Some records

########

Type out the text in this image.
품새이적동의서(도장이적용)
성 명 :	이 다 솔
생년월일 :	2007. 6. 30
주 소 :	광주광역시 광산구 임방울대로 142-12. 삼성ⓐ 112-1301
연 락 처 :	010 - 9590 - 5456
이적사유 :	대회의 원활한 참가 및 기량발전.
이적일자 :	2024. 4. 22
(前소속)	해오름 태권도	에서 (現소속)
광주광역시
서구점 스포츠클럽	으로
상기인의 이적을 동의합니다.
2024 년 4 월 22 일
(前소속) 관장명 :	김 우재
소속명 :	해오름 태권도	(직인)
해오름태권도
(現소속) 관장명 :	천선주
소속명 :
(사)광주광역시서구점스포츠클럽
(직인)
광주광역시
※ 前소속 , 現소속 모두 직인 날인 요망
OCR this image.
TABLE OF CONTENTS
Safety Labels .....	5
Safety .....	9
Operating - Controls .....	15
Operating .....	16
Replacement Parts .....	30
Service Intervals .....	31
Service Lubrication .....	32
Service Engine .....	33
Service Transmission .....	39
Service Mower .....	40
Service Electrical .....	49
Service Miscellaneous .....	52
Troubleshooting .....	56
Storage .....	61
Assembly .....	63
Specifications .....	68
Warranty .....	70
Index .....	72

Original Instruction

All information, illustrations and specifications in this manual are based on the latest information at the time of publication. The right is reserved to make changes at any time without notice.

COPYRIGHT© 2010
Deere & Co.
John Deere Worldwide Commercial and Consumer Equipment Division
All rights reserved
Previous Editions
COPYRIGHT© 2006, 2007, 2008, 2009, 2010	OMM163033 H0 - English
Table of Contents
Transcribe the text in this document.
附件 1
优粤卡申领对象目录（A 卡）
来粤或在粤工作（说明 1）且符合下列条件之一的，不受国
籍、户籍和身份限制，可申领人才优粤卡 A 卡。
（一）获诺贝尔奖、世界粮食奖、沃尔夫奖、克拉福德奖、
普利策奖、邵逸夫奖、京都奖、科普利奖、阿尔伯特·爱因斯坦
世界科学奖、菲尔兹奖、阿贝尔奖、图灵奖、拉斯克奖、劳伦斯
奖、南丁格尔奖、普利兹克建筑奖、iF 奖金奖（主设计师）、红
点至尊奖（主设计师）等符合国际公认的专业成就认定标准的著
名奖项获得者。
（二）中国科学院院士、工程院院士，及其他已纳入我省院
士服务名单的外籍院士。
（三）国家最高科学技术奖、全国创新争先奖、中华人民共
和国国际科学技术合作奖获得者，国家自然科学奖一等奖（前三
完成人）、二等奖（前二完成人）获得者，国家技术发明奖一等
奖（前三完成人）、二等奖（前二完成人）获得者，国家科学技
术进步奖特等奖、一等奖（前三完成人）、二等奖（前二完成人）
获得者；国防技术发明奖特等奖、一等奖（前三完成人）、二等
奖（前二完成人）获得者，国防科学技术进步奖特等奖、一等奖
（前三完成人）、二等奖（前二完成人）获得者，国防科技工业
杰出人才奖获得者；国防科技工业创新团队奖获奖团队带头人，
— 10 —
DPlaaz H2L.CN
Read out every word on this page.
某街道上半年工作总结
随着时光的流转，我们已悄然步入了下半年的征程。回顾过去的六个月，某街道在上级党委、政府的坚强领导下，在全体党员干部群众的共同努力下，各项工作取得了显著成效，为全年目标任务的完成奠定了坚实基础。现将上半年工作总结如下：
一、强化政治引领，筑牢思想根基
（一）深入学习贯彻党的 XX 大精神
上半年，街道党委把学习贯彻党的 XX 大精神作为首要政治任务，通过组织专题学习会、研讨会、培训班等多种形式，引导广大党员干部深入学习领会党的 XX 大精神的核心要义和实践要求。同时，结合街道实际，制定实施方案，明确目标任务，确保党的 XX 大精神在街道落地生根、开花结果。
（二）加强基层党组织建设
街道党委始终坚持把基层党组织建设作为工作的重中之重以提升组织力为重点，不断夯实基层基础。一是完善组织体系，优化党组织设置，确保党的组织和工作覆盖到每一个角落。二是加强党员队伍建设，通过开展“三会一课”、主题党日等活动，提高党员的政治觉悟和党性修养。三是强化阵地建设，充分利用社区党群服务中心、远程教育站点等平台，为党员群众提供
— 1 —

########

> **AIM**: Give a word-for-word copy of the records.

> **ANSWER TO THE TASK**:
Type out the text in this image.
품새이적동의서(도장이적용)
성 명 :	이 다 솔
생년월일 :	2007. 6. 30
주 소 :	광주광역시 광산구 임방울대로 142-12. 삼성ⓐ 112-1301
연 락 처 :	010 - 9590 - 5456
이적사유 :	대회의 원활한 참가 및 기량발전.
이적일자 :	2024. 4. 22
(前소속)	해오름 태권도	에서 (現소속)
광주광역시
서구점 스포츠클럽	으로
상기인의 이적을 동의합니다.
2024 년 4 월 22 일
(前소속) 관장명 :	김 우재
소속명 :	해오름 태권도	(직인)
해오름태권도
(現소속) 관장명 :	천선주
소속명 :
(사)광주광역시서구점스포츠클럽
(직인)
광주광역시
※ 前소속 , 現소속 모두 직인 날인 요망
OCR this image.
TABLE OF CONTENTS
Safety Labels .....	5
Safety .....	9
Operating - Controls .....	15
Operating .....	16
Replacement Parts .....	30
Service Intervals .....	31
Service Lubrication .....	32
Service Engine .....	33
Service Transmission .....	39
Service Mower .....	40
Service Electrical .....	49
Service Miscellaneous .....	52
Troubleshooting .....	56
Storage .....	61
Assembly .....	63
Specifications .....	68
Warranty .....	70
Index .....	72

Original Instruction

All information, illustrations and specifications in this manual are based on the latest information at the time of publication. The right is reserved to make changes at any time without notice.

COPYRIGHT© 2010
Deere & Co.
John Deere Worldwide Commercial and Consumer Equipment Division
All rights reserved
Previous Editions
COPYRIGHT© 2006, 2007, 2008, 2009, 2010	OMM163033 H0 - English
Table of Contents
Transcribe the text in this document.
附件 1
优粤卡申领对象目录（A 卡）
来粤或在粤工作（说明 1）且符合下列条件之一的，不受国
籍、户籍和身份限制，可申领人才优粤卡 A 卡。
（一）获诺贝尔奖、世界粮食奖、沃尔夫奖、克拉福德奖、
普利策奖、邵逸夫奖、京都奖、科普利奖、阿尔伯特·爱因斯坦
世界科学奖、菲尔兹奖、阿贝尔奖、图灵奖、拉斯克奖、劳伦斯
奖、南丁格尔奖、普利兹克建筑奖、iF 奖金奖（主设计师）、红
点至尊奖（主设计师）等符合国际公认的专业成就认定标准的著
名奖项获得者。
（二）中国科学院院士、工程院院士，及其他已纳入我省院
士服务名单的外籍院士。
（三）国家最高科学技术奖、全国创新争先奖、中华人民共
和国国际科学技术合作奖获得者，国家自然科学奖一等奖（前三
完成人）、二等奖（前二完成人）获得者，国家技术发明奖一等
奖（前三完成人）、二等奖（前二完成人）获得者，国家科学技
术进步奖特等奖、一等奖（前三完成人）、二等奖（前二完成人）
获得者；国防技术发明奖特等奖、一等奖（前三完成人）、二等
奖（前二完成人）获得者，国防科学技术进步奖特等奖、一等奖
（前三完成人）、二等奖（前二完成人）获得者，国防科技工业
杰出人才奖获得者；国防科技工业创新团队奖获奖团队带头人，
— 10 —
DPlaaz H2L.CN
Read out every word on this page.
某街道上半年工作总结
随着时光的流转，我们已悄然步入了下半年的征程。回顾过去的六个月，某街道在上级党委、政府的坚强领导下，在全体党员干部群众的共同努力下，各项工作取得了显著成效，为全年目标任务的完成奠定了坚实基础。现将上半年工作总结如下：
一、强化政治引领，筑牢思想根基
（一）深入学习贯彻党的 XX 大精神
上半年，街道党委把学习贯彻党的 XX 大精神作为首要政治任务，通过组织专题学习会、研讨会、培训班等多种形式，引导广大党员干部深入学习领会党的 XX 大精神的核心要义和实践要求。同时，结合街道实际，制定实施方案，明确目标任务，确保党的 XX 大精神在街道落地生根、开花结果。
（二）加强基层党组织建设
街道党委始终坚持把基层党组织建设作为工作的重中之重以提升组织力为重点，不断夯实基层基础。一是完善组织体系，优化党组织设置，确保党的组织和工作覆盖到每一个角落。二是加强党员队伍建设，通过开展“三会一课”、主题党日等活动，提高党员的政治觉悟和党性修养。三是强化阵地建设，充分利用社区党群服务中心、远程教育站点等平台，为党员群众提供
— 1 —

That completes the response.